═══ GIVEN ENTRIES ═══

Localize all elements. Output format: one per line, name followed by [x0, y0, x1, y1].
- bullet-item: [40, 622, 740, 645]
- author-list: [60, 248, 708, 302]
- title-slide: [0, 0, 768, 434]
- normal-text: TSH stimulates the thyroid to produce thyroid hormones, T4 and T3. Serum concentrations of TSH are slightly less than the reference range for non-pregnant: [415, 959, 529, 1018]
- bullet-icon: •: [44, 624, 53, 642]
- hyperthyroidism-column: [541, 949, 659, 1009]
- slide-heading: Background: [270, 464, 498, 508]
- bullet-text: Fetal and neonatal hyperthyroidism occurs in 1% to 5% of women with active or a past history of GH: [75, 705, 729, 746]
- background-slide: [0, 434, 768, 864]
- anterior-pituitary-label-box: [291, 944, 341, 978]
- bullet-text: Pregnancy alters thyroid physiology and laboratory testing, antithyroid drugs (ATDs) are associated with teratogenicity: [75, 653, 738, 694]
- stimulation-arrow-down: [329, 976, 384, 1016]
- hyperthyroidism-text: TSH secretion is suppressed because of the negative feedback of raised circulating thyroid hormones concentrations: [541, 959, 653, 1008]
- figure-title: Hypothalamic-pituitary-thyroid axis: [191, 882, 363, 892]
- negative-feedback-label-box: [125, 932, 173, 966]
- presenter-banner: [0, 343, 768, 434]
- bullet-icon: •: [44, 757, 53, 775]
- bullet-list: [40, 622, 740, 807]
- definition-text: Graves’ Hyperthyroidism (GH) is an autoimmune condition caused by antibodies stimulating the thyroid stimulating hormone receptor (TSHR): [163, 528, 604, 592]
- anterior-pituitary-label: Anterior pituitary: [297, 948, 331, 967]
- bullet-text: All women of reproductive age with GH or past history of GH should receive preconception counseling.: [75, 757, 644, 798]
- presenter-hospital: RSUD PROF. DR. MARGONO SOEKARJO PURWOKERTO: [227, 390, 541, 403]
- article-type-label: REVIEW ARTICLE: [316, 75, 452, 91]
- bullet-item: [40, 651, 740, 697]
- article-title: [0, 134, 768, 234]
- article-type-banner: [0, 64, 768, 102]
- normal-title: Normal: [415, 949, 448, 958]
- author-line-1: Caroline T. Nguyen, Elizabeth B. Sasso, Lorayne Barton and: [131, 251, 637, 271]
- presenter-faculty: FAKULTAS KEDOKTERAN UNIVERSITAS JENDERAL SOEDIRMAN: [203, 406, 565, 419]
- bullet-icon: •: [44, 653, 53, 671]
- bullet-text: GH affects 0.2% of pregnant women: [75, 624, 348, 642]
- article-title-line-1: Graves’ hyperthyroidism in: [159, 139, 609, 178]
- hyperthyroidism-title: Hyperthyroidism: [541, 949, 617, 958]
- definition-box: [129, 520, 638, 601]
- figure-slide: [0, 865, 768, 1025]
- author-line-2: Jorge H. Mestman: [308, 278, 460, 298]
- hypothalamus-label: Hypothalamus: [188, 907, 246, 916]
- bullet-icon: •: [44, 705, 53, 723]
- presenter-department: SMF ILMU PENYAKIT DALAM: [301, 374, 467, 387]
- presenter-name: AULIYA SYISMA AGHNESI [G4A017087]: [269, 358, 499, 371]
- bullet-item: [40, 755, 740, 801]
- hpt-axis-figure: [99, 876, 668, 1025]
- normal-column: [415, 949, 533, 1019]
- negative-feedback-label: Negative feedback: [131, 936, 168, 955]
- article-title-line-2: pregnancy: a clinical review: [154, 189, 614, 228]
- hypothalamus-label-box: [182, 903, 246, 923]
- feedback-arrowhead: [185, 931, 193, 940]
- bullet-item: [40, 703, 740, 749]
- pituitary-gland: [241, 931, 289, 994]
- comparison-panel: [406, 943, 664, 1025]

═══

### [TASK INSTRUCTIONS]
Write every entry out again. Leave each one exactly as it is.

### [RESPONSE TO THIS EXERCISE]
Localize all elements. Output format: one per line, name followed by [x0, y0, x1, y1].
- bullet-item: [40, 622, 740, 645]
- author-list: [60, 248, 708, 302]
- title-slide: [0, 0, 768, 434]
- normal-text: TSH stimulates the thyroid to produce thyroid hormones, T4 and T3. Serum concentrations of TSH are slightly less than the reference range for non-pregnant: [415, 959, 529, 1018]
- bullet-icon: •: [44, 624, 53, 642]
- hyperthyroidism-column: [541, 949, 659, 1009]
- slide-heading: Background: [270, 464, 498, 508]
- bullet-text: Fetal and neonatal hyperthyroidism occurs in 1% to 5% of women with active or a past history of GH: [75, 705, 729, 746]
- background-slide: [0, 434, 768, 864]
- anterior-pituitary-label-box: [291, 944, 341, 978]
- bullet-text: Pregnancy alters thyroid physiology and laboratory testing, antithyroid drugs (ATDs) are associated with teratogenicity: [75, 653, 738, 694]
- stimulation-arrow-down: [329, 976, 384, 1016]
- hyperthyroidism-text: TSH secretion is suppressed because of the negative feedback of raised circulating thyroid hormones concentrations: [541, 959, 653, 1008]
- figure-title: Hypothalamic-pituitary-thyroid axis: [191, 882, 363, 892]
- negative-feedback-label-box: [125, 932, 173, 966]
- presenter-banner: [0, 343, 768, 434]
- bullet-icon: •: [44, 757, 53, 775]
- bullet-list: [40, 622, 740, 807]
- definition-text: Graves’ Hyperthyroidism (GH) is an autoimmune condition caused by antibodies stimulating the thyroid stimulating hormone receptor (TSHR): [163, 528, 604, 592]
- anterior-pituitary-label: Anterior pituitary: [297, 948, 331, 967]
- bullet-text: All women of reproductive age with GH or past history of GH should receive preconception counseling.: [75, 757, 644, 798]
- presenter-hospital: RSUD PROF. DR. MARGONO SOEKARJO PURWOKERTO: [227, 390, 541, 403]
- article-type-label: REVIEW ARTICLE: [316, 75, 452, 91]
- bullet-item: [40, 651, 740, 697]
- article-title: [0, 134, 768, 234]
- article-type-banner: [0, 64, 768, 102]
- normal-title: Normal: [415, 949, 448, 958]
- author-line-1: Caroline T. Nguyen, Elizabeth B. Sasso, Lorayne Barton and: [131, 251, 637, 271]
- presenter-faculty: FAKULTAS KEDOKTERAN UNIVERSITAS JENDERAL SOEDIRMAN: [203, 406, 565, 419]
- bullet-icon: •: [44, 653, 53, 671]
- bullet-text: GH affects 0.2% of pregnant women: [75, 624, 348, 642]
- article-title-line-1: Graves’ hyperthyroidism in: [159, 139, 609, 178]
- hyperthyroidism-title: Hyperthyroidism: [541, 949, 617, 958]
- definition-box: [129, 520, 638, 601]
- figure-slide: [0, 865, 768, 1025]
- author-line-2: Jorge H. Mestman: [308, 278, 460, 298]
- hypothalamus-label: Hypothalamus: [188, 907, 246, 916]
- bullet-icon: •: [44, 705, 53, 723]
- presenter-department: SMF ILMU PENYAKIT DALAM: [301, 374, 467, 387]
- presenter-name: AULIYA SYISMA AGHNESI [G4A017087]: [269, 358, 499, 371]
- bullet-item: [40, 755, 740, 801]
- hpt-axis-figure: [99, 876, 668, 1025]
- normal-column: [415, 949, 533, 1019]
- negative-feedback-label: Negative feedback: [131, 936, 168, 955]
- article-title-line-2: pregnancy: a clinical review: [154, 189, 614, 228]
- hypothalamus-label-box: [182, 903, 246, 923]
- feedback-arrowhead: [185, 931, 193, 940]
- bullet-item: [40, 703, 740, 749]
- pituitary-gland: [241, 931, 289, 994]
- comparison-panel: [406, 943, 664, 1025]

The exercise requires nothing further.